Supplied data:
********************

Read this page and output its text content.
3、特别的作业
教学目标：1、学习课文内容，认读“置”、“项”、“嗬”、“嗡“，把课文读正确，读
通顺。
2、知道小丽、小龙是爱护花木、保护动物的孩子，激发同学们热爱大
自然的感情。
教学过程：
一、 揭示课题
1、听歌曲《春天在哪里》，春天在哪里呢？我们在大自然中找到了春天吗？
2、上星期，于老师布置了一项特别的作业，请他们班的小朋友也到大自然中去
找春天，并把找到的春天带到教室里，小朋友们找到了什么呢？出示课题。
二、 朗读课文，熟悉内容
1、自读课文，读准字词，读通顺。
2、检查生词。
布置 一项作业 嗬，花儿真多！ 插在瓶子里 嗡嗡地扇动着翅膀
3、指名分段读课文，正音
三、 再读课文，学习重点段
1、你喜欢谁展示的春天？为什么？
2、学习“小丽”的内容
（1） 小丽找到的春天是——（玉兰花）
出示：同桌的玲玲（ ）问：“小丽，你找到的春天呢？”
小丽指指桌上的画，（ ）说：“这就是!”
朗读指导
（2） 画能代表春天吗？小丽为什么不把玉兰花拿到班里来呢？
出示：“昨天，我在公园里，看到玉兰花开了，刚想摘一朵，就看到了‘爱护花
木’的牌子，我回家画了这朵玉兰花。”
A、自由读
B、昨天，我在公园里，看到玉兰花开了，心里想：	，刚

********************

What the task asks: Return all of the data precisely as it appears.

Task output:
Read this page and output its text content.
3、特别的作业
教学目标：1、学习课文内容，认读“置”、“项”、“嗬”、“嗡“，把课文读正确，读
通顺。
2、知道小丽、小龙是爱护花木、保护动物的孩子，激发同学们热爱大
自然的感情。
教学过程：
一、 揭示课题
1、听歌曲《春天在哪里》，春天在哪里呢？我们在大自然中找到了春天吗？
2、上星期，于老师布置了一项特别的作业，请他们班的小朋友也到大自然中去
找春天，并把找到的春天带到教室里，小朋友们找到了什么呢？出示课题。
二、 朗读课文，熟悉内容
1、自读课文，读准字词，读通顺。
2、检查生词。
布置 一项作业 嗬，花儿真多！ 插在瓶子里 嗡嗡地扇动着翅膀
3、指名分段读课文，正音
三、 再读课文，学习重点段
1、你喜欢谁展示的春天？为什么？
2、学习“小丽”的内容
（1） 小丽找到的春天是——（玉兰花）
出示：同桌的玲玲（ ）问：“小丽，你找到的春天呢？”
小丽指指桌上的画，（ ）说：“这就是!”
朗读指导
（2） 画能代表春天吗？小丽为什么不把玉兰花拿到班里来呢？
出示：“昨天，我在公园里，看到玉兰花开了，刚想摘一朵，就看到了‘爱护花
木’的牌子，我回家画了这朵玉兰花。”
A、自由读
B、昨天，我在公园里，看到玉兰花开了，心里想：	，刚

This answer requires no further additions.